On Saturday, Alex Shinn wrote:
> On Fri, May 13, 2011 at 6:14 PM, Eli Barzilay <eli@x> wrote:
> >
> > It's possible to have a world where both systems are optional:
> > either you implement neither (so `syntax-rules' is implemented in
> > some completely different way, or not at all), one, both, or more.
> 
> OK, so you're describing a macro plugin system, where importing the
> appropriate macro module would register a macro object predicate and
> associated applicator.

That's one way to implement it.


> The problem is it's still fairly complicated, and theoretical -
> there are no systems I know of which do this.  Chicken 3 had
> pluginable macro systems, but they were basically mutually
> exclusive.  We'd need some more work in this before we could
> standardize it.

I'm not talking about any standardization.  Further, I specifically
talked about the option of implementing only one system.


> I'm actually interested in this, so I may hack on it when I get more
> time.  But in the meantime it's simpler to just use a wrapper.
> 
> The other problem is assuming that the syntax-object transformers
> are worthy of the unique position of not requiring a wrapper.  Why
> the asymmetry?

I explained that in detail in an earlier post, which you ...

> I think it's presumptuous to assume that it, or a deriviate thereof,
> is the final step in the evolution of macro systems.

... completely ignored.  I specifically explained why this is not some
kind of discrimination -- and it also explains why things turned out
as they are, with most ER/SC systems using wrappers, and syntax cases
systems not using one.  A related side effect: this setup also
achieves minimum breakage, because it follows what happens in
practice.


> I also think the "single arity is inherently superior to triple
> arity" argument is silly.

In the same post (that you ignore), I said that it's the inherent
approach used for syntax case systems -- not that it's inherently
superior.  I also said that explaining `Syntax -> Syntax' transformer
functions in class is much easier, but that's not implying "inherent
superiority" either.  I also said that if you're after a "jewel-like"
property of a macro system, then IMO `Syntax -> Syntax' is clearly
more in that direction then the 2/3/5/etc argument versions, but (a)
that's clearly a subjective opinion, and (b) I'll be the first in line
to dump "jewel-like" as an argument, for many reasons.


> That's like saying there's something wrong with vector-set! or
> substring because they take three arguments.

| Entries supplied |

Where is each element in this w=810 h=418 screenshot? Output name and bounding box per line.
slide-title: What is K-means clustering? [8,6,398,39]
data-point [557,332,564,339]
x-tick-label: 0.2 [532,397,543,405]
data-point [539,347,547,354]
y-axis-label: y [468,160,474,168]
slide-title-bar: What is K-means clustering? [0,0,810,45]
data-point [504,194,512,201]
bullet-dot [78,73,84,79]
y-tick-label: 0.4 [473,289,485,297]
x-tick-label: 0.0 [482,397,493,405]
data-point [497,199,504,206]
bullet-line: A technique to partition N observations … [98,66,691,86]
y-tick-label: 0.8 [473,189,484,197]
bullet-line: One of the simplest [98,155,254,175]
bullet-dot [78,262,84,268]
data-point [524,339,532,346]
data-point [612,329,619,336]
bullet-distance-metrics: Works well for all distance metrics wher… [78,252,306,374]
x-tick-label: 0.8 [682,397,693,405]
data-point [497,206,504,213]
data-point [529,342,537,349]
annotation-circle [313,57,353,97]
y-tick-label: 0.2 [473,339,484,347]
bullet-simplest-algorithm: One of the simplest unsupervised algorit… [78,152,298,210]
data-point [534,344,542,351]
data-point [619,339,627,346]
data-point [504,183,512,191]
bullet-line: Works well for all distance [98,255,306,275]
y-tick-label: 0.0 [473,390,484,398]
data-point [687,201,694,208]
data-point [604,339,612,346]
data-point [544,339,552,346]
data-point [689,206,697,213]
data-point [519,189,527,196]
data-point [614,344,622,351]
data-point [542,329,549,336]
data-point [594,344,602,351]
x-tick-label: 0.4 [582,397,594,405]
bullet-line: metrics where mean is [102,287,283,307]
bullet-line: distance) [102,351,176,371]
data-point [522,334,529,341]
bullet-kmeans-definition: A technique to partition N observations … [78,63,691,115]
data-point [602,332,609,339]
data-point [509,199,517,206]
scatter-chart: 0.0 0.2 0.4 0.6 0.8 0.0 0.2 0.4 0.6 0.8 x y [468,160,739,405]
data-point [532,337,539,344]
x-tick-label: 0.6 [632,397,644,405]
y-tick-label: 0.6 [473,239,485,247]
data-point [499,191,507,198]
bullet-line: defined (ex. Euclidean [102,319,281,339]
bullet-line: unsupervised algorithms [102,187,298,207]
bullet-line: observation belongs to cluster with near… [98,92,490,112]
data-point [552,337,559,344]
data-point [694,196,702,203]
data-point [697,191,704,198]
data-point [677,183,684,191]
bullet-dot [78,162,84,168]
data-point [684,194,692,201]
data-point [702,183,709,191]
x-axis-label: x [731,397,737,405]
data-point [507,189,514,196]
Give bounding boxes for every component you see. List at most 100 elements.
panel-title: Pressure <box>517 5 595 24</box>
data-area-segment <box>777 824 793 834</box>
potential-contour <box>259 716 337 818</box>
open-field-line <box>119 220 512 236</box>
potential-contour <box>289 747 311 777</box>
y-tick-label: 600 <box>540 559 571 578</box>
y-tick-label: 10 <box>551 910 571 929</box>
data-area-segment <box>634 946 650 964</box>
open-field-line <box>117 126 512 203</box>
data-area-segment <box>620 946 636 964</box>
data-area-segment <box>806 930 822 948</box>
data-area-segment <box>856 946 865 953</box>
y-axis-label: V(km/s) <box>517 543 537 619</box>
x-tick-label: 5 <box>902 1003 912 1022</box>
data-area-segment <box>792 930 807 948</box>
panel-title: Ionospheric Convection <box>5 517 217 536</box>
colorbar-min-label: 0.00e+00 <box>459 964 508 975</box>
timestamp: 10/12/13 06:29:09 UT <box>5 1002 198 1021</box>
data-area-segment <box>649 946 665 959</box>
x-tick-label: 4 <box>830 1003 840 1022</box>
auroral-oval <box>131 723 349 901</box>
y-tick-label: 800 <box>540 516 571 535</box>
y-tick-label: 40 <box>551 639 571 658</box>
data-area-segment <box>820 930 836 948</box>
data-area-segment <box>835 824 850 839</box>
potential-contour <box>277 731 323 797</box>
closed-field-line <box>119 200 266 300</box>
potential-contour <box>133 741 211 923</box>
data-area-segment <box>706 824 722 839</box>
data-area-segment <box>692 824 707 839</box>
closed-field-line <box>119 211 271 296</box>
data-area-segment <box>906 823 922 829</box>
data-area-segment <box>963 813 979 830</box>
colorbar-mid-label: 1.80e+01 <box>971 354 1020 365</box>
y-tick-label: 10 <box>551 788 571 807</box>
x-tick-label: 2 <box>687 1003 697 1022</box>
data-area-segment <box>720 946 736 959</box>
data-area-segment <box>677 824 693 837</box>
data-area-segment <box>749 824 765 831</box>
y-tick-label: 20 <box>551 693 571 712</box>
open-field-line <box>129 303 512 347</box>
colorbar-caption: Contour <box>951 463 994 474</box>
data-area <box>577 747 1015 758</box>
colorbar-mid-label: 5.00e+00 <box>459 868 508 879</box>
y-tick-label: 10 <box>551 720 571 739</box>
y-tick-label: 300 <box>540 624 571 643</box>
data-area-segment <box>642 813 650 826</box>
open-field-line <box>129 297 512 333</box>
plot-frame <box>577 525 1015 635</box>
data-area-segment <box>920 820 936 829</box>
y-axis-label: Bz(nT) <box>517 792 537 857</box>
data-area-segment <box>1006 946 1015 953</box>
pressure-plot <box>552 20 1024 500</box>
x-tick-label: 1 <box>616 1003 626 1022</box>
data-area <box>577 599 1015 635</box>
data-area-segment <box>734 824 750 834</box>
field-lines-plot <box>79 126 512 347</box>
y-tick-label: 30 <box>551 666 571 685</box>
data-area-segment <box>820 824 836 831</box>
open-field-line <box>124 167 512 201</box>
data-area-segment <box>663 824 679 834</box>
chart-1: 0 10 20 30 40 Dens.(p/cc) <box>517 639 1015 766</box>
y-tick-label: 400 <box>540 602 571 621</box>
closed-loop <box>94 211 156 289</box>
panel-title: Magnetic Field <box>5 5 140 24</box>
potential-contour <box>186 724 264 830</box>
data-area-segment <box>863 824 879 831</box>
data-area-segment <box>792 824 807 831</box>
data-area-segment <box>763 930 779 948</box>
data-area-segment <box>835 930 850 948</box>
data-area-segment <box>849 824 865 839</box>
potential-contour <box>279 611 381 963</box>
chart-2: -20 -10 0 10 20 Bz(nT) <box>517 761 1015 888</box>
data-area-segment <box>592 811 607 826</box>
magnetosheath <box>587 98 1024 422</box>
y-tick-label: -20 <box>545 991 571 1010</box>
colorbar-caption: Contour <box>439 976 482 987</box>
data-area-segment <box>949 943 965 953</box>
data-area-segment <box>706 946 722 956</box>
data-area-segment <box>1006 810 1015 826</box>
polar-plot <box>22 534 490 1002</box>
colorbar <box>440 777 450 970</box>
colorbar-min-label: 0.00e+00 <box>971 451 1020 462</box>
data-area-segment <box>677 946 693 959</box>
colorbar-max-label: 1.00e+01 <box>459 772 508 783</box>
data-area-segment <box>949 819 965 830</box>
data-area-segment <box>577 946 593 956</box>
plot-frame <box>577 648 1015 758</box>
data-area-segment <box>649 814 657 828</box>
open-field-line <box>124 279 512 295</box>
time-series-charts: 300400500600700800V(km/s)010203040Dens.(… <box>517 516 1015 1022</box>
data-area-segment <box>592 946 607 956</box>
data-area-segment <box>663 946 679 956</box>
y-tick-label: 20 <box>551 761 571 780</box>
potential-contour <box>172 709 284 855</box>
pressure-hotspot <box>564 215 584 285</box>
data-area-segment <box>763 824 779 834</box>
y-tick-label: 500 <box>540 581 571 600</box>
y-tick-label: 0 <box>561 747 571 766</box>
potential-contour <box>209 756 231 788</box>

| Exercise set |
a) Please copy the part of the email about macro systems starting at "I'm not talking" and ending at "use a wrapper.", word for word.
b) Continue the email about macro systems from the point where it stops.
The material has no connection to the email about macro systems.

| Task results |
a)
I'm not talking about any standardization.  Further, I specifically
talked about the option of implementing only one system.


> I'm actually interested in this, so I may hack on it when I get more
> time.  But in the meantime it's simpler to just use a wrapper.

b)
This analogy is indeed irrelevantly silly.


> It's also irrelevant, because there could just as easily be
> alternate macro systems which also take a single arity signature but
> use a different API and semantics from the syntax-object macro
> systems.

(a) Right, but in the current context it's important to focus on
    *existing* systems, and non syntax case macro systems that have a
    single argument input are either non-existent or uncommon enough
    that I've never seen one.

(b) Without such a system to show otherwise, formalizing the current
    practice is a far better choice as far as a standard goes.

(c) Formalizing a system that *contradicts* R6RS is ... particularly
    silly.  Regardless of R7RS being a derivative language or not
    being one.  Even more so when practically the only argument that I
    see against accomodating both is some kind of non-technical
    "discrimination" argument.  ("Non-technical" since it's easy to
    have both, or only one.)

(d) Even if the apparently unlikely case of a new macro system with
    single-arity transformer functions materializes somehow -- what
    would you expect this single input to be?

    d1. If it's some kind of a syntax value, then it's easy to combine
        with a syntax case system (eg, make this value contain
        information for both);

    d2. if it's something completely different (say, a list of a raw
        sexpr and two functions), then the *same* modularization
        argument holds, since implementing that kind of dispatch is
        just as easy.

-- 
          ((lambda (x) (x x)) (lambda (x) (x x)))          Eli Barzilay:
                    http://barzilay.org/                   Maze is Life!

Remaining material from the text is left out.